YOUR GOAL
Copy out the data exactly, leaving the pictures behind.

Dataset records
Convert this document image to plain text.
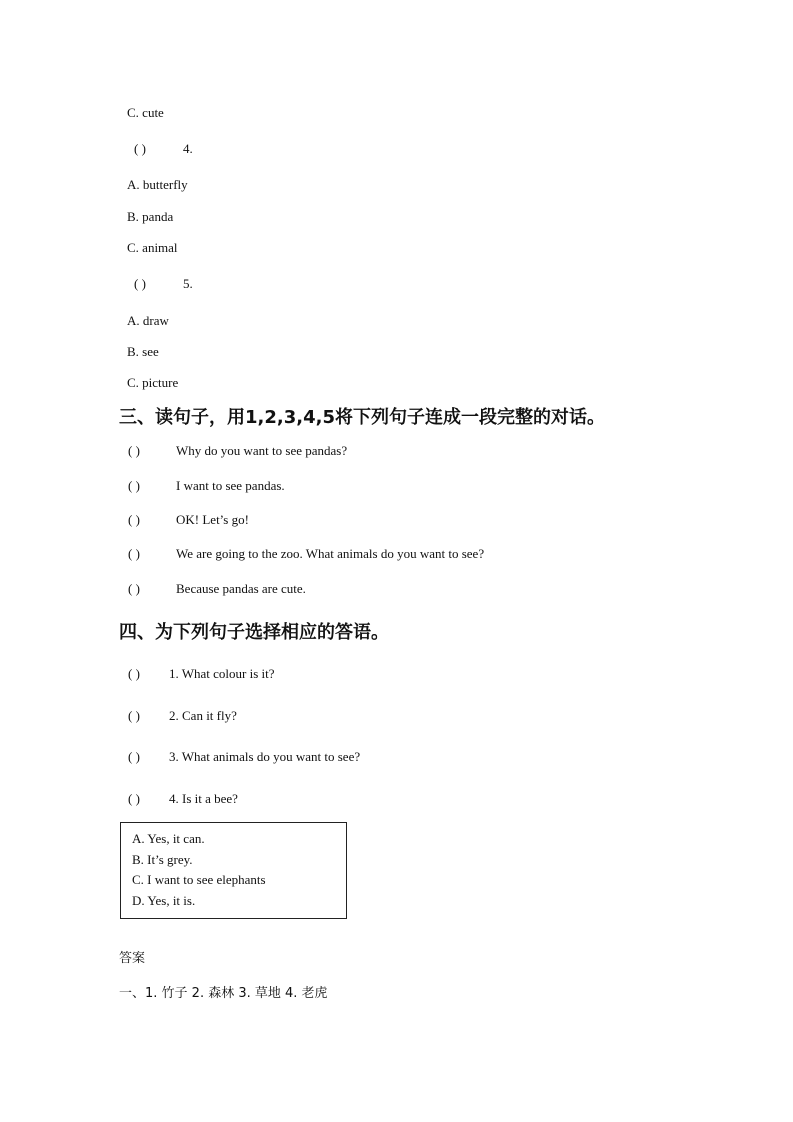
C. cute
( )	4.
A. butterfly
B. panda
C. animal
( )	5.
A. draw
B. see
C. picture
三、读句子，用1,2,3,4,5将下列句子连成一段完整的对话。
( )	Why do you want to see pandas?
( )	I want to see pandas.
( )	OK! Let’s go!
( )	We are going to the zoo. What animals do you want to see?
( )	Because pandas are cute.
四、为下列句子选择相应的答语。
( ) 1. What colour is it?
( ) 2. Can it fly?
( ) 3. What animals do you want to see?
( ) 4. Is it a bee?
A. Yes, it can.
B. It’s grey.
C. I want to see elephants
D. Yes, it is.
答案
一、1. 竹子 2. 森林 3. 草地 4. 老虎
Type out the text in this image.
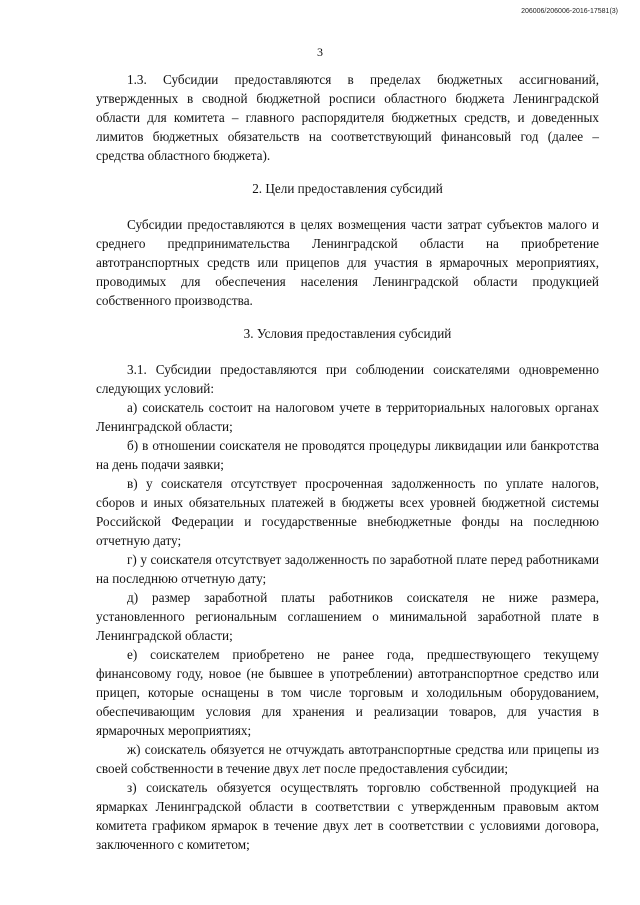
206006/206006-2016-17581(3)
3

1.3. Субсидии предоставляются в пределах бюджетных ассигнований, утвержденных в сводной бюджетной росписи областного бюджета Ленинградской области для комитета – главного распорядителя бюджетных средств, и доведенных лимитов бюджетных обязательств на соответствующий финансовый год (далее – средства областного бюджета).

2. Цели предоставления субсидий

Субсидии предоставляются в целях возмещения части затрат субъектов малого и среднего предпринимательства Ленинградской области на приобретение автотранспортных средств или прицепов для участия в ярмарочных мероприятиях, проводимых для обеспечения населения Ленинградской области продукцией собственного производства.

3. Условия предоставления субсидий

3.1. Субсидии предоставляются при соблюдении соискателями одновременно следующих условий:

а) соискатель состоит на налоговом учете в территориальных налоговых органах Ленинградской области;

б) в отношении соискателя не проводятся процедуры ликвидации или банкротства на день подачи заявки;

в) у соискателя отсутствует просроченная задолженность по уплате налогов, сборов и иных обязательных платежей в бюджеты всех уровней бюджетной системы Российской Федерации и государственные внебюджетные фонды на последнюю отчетную дату;

г) у соискателя отсутствует задолженность по заработной плате перед работниками на последнюю отчетную дату;

д) размер заработной платы работников соискателя не ниже размера, установленного региональным соглашением о минимальной заработной плате в Ленинградской области;

е) соискателем приобретено не ранее года, предшествующего текущему финансовому году, новое (не бывшее в употреблении) автотранспортное средство или прицеп, которые оснащены в том числе торговым и холодильным оборудованием, обеспечивающим условия для хранения и реализации товаров, для участия в ярмарочных мероприятиях;

ж) соискатель обязуется не отчуждать автотранспортные средства или прицепы из своей собственности в течение двух лет после предоставления субсидии;

з) соискатель обязуется осуществлять торговлю собственной продукцией на ярмарках Ленинградской области в соответствии с утвержденным правовым актом комитета графиком ярмарок в течение двух лет в соответствии с условиями договора, заключенного с комитетом;
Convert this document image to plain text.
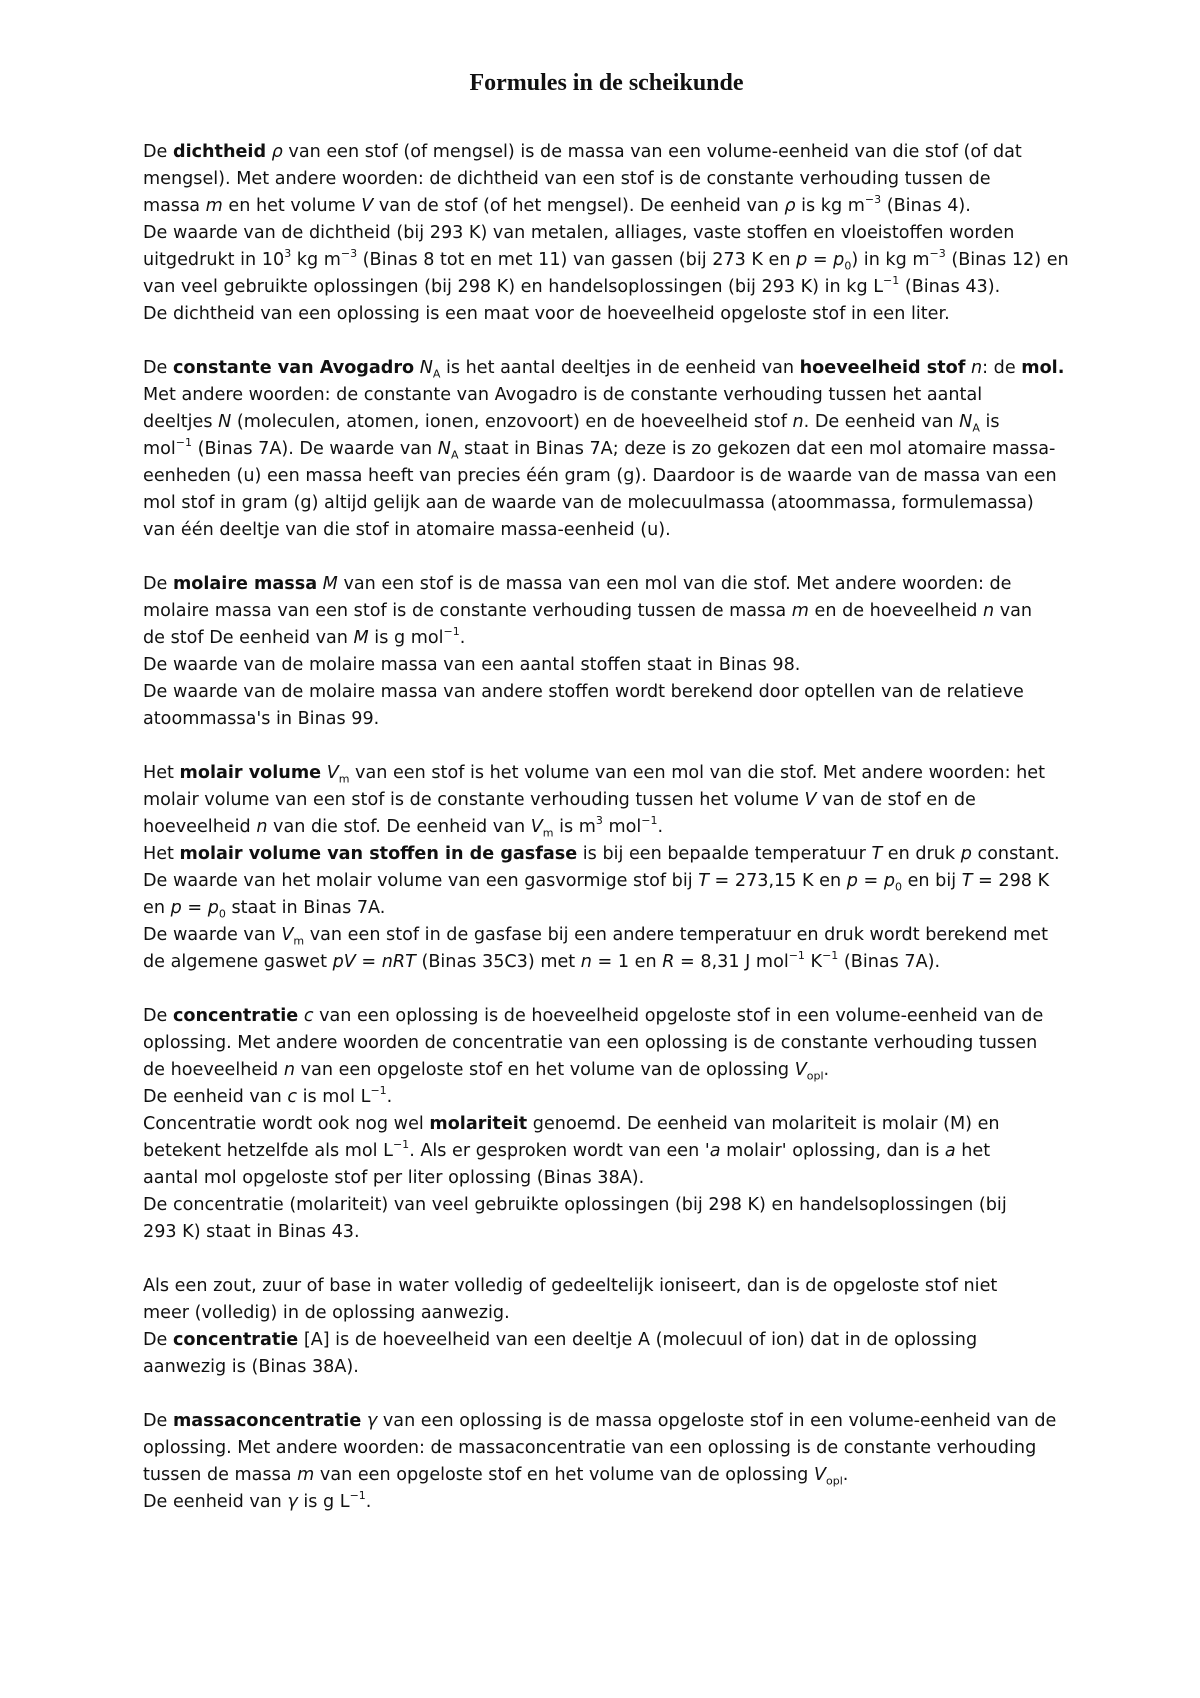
Formules in de scheikunde
De dichtheid ρ van een stof (of mengsel) is de massa van een volume-eenheid van die stof (of dat
mengsel). Met andere woorden: de dichtheid van een stof is de constante verhouding tussen de
massa m en het volume V van de stof (of het mengsel). De eenheid van ρ is kg $m^{-3}$ (Binas 4).
De waarde van de dichtheid (bij 293 K) van metalen, alliages, vaste stoffen en vloeistoffen worden
uitgedrukt in $10^3$ kg $m^{-3}$ (Binas 8 tot en met 11) van gassen (bij 273 K en $p = p_0$) in kg $m^{-3}$ (Binas 12) en
van veel gebruikte oplossingen (bij 298 K) en handelsoplossingen (bij 293 K) in kg $L^{-1}$ (Binas 43).
De dichtheid van een oplossing is een maat voor de hoeveelheid opgeloste stof in een liter.
De constante van Avogadro $N_A$ is het aantal deeltjes in de eenheid van hoeveelheid stof n: de mol.
Met andere woorden: de constante van Avogadro is de constante verhouding tussen het aantal
deeltjes N (moleculen, atomen, ionen, enzovoort) en de hoeveelheid stof n. De eenheid van $N_A$ is
mol$^{-1}$ (Binas 7A). De waarde van $N_A$ staat in Binas 7A; deze is zo gekozen dat een mol atomaire massa-
eenheden (u) een massa heeft van precies één gram (g). Daardoor is de waarde van de massa van een
mol stof in gram (g) altijd gelijk aan de waarde van de molecuulmassa (atoommassa, formulemassa)
van één deeltje van die stof in atomaire massa-eenheid (u).
De molaire massa M van een stof is de massa van een mol van die stof. Met andere woorden: de
molaire massa van een stof is de constante verhouding tussen de massa m en de hoeveelheid n van
de stof De eenheid van M is g mol$^{-1}$.
De waarde van de molaire massa van een aantal stoffen staat in Binas 98.
De waarde van de molaire massa van andere stoffen wordt berekend door optellen van de relatieve
atoommassa's in Binas 99.
Het molair volume $V_m$ van een stof is het volume van een mol van die stof. Met andere woorden: het
molair volume van een stof is de constante verhouding tussen het volume V van de stof en de
hoeveelheid n van die stof. De eenheid van $V_m$ is $m^3$ mol$^{-1}$.
Het molair volume van stoffen in de gasfase is bij een bepaalde temperatuur T en druk p constant.
De waarde van het molair volume van een gasvormige stof bij T = 273,15 K en $p = p_0$ en bij T = 298 K
en $p = p_0$ staat in Binas 7A.
De waarde van $V_m$ van een stof in de gasfase bij een andere temperatuur en druk wordt berekend met
de algemene gaswet pV = nRT (Binas 35C3) met n = 1 en R = 8,31 J mol$^{-1}$ $K^{-1}$ (Binas 7A).
De concentratie c van een oplossing is de hoeveelheid opgeloste stof in een volume-eenheid van de
oplossing. Met andere woorden de concentratie van een oplossing is de constante verhouding tussen
de hoeveelheid n van een opgeloste stof en het volume van de oplossing $V_{opl}$.
De eenheid van c is mol $L^{-1}$.
Concentratie wordt ook nog wel molariteit genoemd. De eenheid van molariteit is molair (M) en
betekent hetzelfde als mol $L^{-1}$. Als er gesproken wordt van een 'a molair' oplossing, dan is a het
aantal mol opgeloste stof per liter oplossing (Binas 38A).
De concentratie (molariteit) van veel gebruikte oplossingen (bij 298 K) en handelsoplossingen (bij
293 K) staat in Binas 43.
Als een zout, zuur of base in water volledig of gedeeltelijk ioniseert, dan is de opgeloste stof niet
meer (volledig) in de oplossing aanwezig.
De concentratie [A] is de hoeveelheid van een deeltje A (molecuul of ion) dat in de oplossing
aanwezig is (Binas 38A).
De massaconcentratie γ van een oplossing is de massa opgeloste stof in een volume-eenheid van de
oplossing. Met andere woorden: de massaconcentratie van een oplossing is de constante verhouding
tussen de massa m van een opgeloste stof en het volume van de oplossing $V_{opl}$.
De eenheid van γ is g $L^{-1}$.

TASK ANSWER
Convert this document image to plain text.
C. cute
( )	4.
A. butterfly
B. panda
C. animal
( )	5.
A. draw
B. see
C. picture
三、读句子，用1,2,3,4,5将下列句子连成一段完整的对话。
( )	Why do you want to see pandas?
( )	I want to see pandas.
( )	OK! Let’s go!
( )	We are going to the zoo. What animals do you want to see?
( )	Because pandas are cute.
四、为下列句子选择相应的答语。
( ) 1. What colour is it?
( ) 2. Can it fly?
( ) 3. What animals do you want to see?
( ) 4. Is it a bee?
A. Yes, it can.
B. It’s grey.
C. I want to see elephants
D. Yes, it is.
答案
一、1. 竹子 2. 森林 3. 草地 4. 老虎
Type out the text in this image.
206006/206006-2016-17581(3)
3

1.3. Субсидии предоставляются в пределах бюджетных ассигнований, утвержденных в сводной бюджетной росписи областного бюджета Ленинградской области для комитета – главного распорядителя бюджетных средств, и доведенных лимитов бюджетных обязательств на соответствующий финансовый год (далее – средства областного бюджета).

2. Цели предоставления субсидий

Субсидии предоставляются в целях возмещения части затрат субъектов малого и среднего предпринимательства Ленинградской области на приобретение автотранспортных средств или прицепов для участия в ярмарочных мероприятиях, проводимых для обеспечения населения Ленинградской области продукцией собственного производства.

3. Условия предоставления субсидий

3.1. Субсидии предоставляются при соблюдении соискателями одновременно следующих условий:

а) соискатель состоит на налоговом учете в территориальных налоговых органах Ленинградской области;

б) в отношении соискателя не проводятся процедуры ликвидации или банкротства на день подачи заявки;

в) у соискателя отсутствует просроченная задолженность по уплате налогов, сборов и иных обязательных платежей в бюджеты всех уровней бюджетной системы Российской Федерации и государственные внебюджетные фонды на последнюю отчетную дату;

г) у соискателя отсутствует задолженность по заработной плате перед работниками на последнюю отчетную дату;

д) размер заработной платы работников соискателя не ниже размера, установленного региональным соглашением о минимальной заработной плате в Ленинградской области;

е) соискателем приобретено не ранее года, предшествующего текущему финансовому году, новое (не бывшее в употреблении) автотранспортное средство или прицеп, которые оснащены в том числе торговым и холодильным оборудованием, обеспечивающим условия для хранения и реализации товаров, для участия в ярмарочных мероприятиях;

ж) соискатель обязуется не отчуждать автотранспортные средства или прицепы из своей собственности в течение двух лет после предоставления субсидии;

з) соискатель обязуется осуществлять торговлю собственной продукцией на ярмарках Ленинградской области в соответствии с утвержденным правовым актом комитета графиком ярмарок в течение двух лет в соответствии с условиями договора, заключенного с комитетом;
Convert this document image to plain text.
Formules in de scheikunde
De dichtheid ρ van een stof (of mengsel) is de massa van een volume-eenheid van die stof (of dat
mengsel). Met andere woorden: de dichtheid van een stof is de constante verhouding tussen de
massa m en het volume V van de stof (of het mengsel). De eenheid van ρ is kg $m^{-3}$ (Binas 4).
De waarde van de dichtheid (bij 293 K) van metalen, alliages, vaste stoffen en vloeistoffen worden
uitgedrukt in $10^3$ kg $m^{-3}$ (Binas 8 tot en met 11) van gassen (bij 273 K en $p = p_0$) in kg $m^{-3}$ (Binas 12) en
van veel gebruikte oplossingen (bij 298 K) en handelsoplossingen (bij 293 K) in kg $L^{-1}$ (Binas 43).
De dichtheid van een oplossing is een maat voor de hoeveelheid opgeloste stof in een liter.
De constante van Avogadro $N_A$ is het aantal deeltjes in de eenheid van hoeveelheid stof n: de mol.
Met andere woorden: de constante van Avogadro is de constante verhouding tussen het aantal
deeltjes N (moleculen, atomen, ionen, enzovoort) en de hoeveelheid stof n. De eenheid van $N_A$ is
mol$^{-1}$ (Binas 7A). De waarde van $N_A$ staat in Binas 7A; deze is zo gekozen dat een mol atomaire massa-
eenheden (u) een massa heeft van precies één gram (g). Daardoor is de waarde van de massa van een
mol stof in gram (g) altijd gelijk aan de waarde van de molecuulmassa (atoommassa, formulemassa)
van één deeltje van die stof in atomaire massa-eenheid (u).
De molaire massa M van een stof is de massa van een mol van die stof. Met andere woorden: de
molaire massa van een stof is de constante verhouding tussen de massa m en de hoeveelheid n van
de stof De eenheid van M is g mol$^{-1}$.
De waarde van de molaire massa van een aantal stoffen staat in Binas 98.
De waarde van de molaire massa van andere stoffen wordt berekend door optellen van de relatieve
atoommassa's in Binas 99.
Het molair volume $V_m$ van een stof is het volume van een mol van die stof. Met andere woorden: het
molair volume van een stof is de constante verhouding tussen het volume V van de stof en de
hoeveelheid n van die stof. De eenheid van $V_m$ is $m^3$ mol$^{-1}$.
Het molair volume van stoffen in de gasfase is bij een bepaalde temperatuur T en druk p constant.
De waarde van het molair volume van een gasvormige stof bij T = 273,15 K en $p = p_0$ en bij T = 298 K
en $p = p_0$ staat in Binas 7A.
De waarde van $V_m$ van een stof in de gasfase bij een andere temperatuur en druk wordt berekend met
de algemene gaswet pV = nRT (Binas 35C3) met n = 1 en R = 8,31 J mol$^{-1}$ $K^{-1}$ (Binas 7A).
De concentratie c van een oplossing is de hoeveelheid opgeloste stof in een volume-eenheid van de
oplossing. Met andere woorden de concentratie van een oplossing is de constante verhouding tussen
de hoeveelheid n van een opgeloste stof en het volume van de oplossing $V_{opl}$.
De eenheid van c is mol $L^{-1}$.
Concentratie wordt ook nog wel molariteit genoemd. De eenheid van molariteit is molair (M) en
betekent hetzelfde als mol $L^{-1}$. Als er gesproken wordt van een 'a molair' oplossing, dan is a het
aantal mol opgeloste stof per liter oplossing (Binas 38A).
De concentratie (molariteit) van veel gebruikte oplossingen (bij 298 K) en handelsoplossingen (bij
293 K) staat in Binas 43.
Als een zout, zuur of base in water volledig of gedeeltelijk ioniseert, dan is de opgeloste stof niet
meer (volledig) in de oplossing aanwezig.
De concentratie [A] is de hoeveelheid van een deeltje A (molecuul of ion) dat in de oplossing
aanwezig is (Binas 38A).
De massaconcentratie γ van een oplossing is de massa opgeloste stof in een volume-eenheid van de
oplossing. Met andere woorden: de massaconcentratie van een oplossing is de constante verhouding
tussen de massa m van een opgeloste stof en het volume van de oplossing $V_{opl}$.
De eenheid van γ is g $L^{-1}$.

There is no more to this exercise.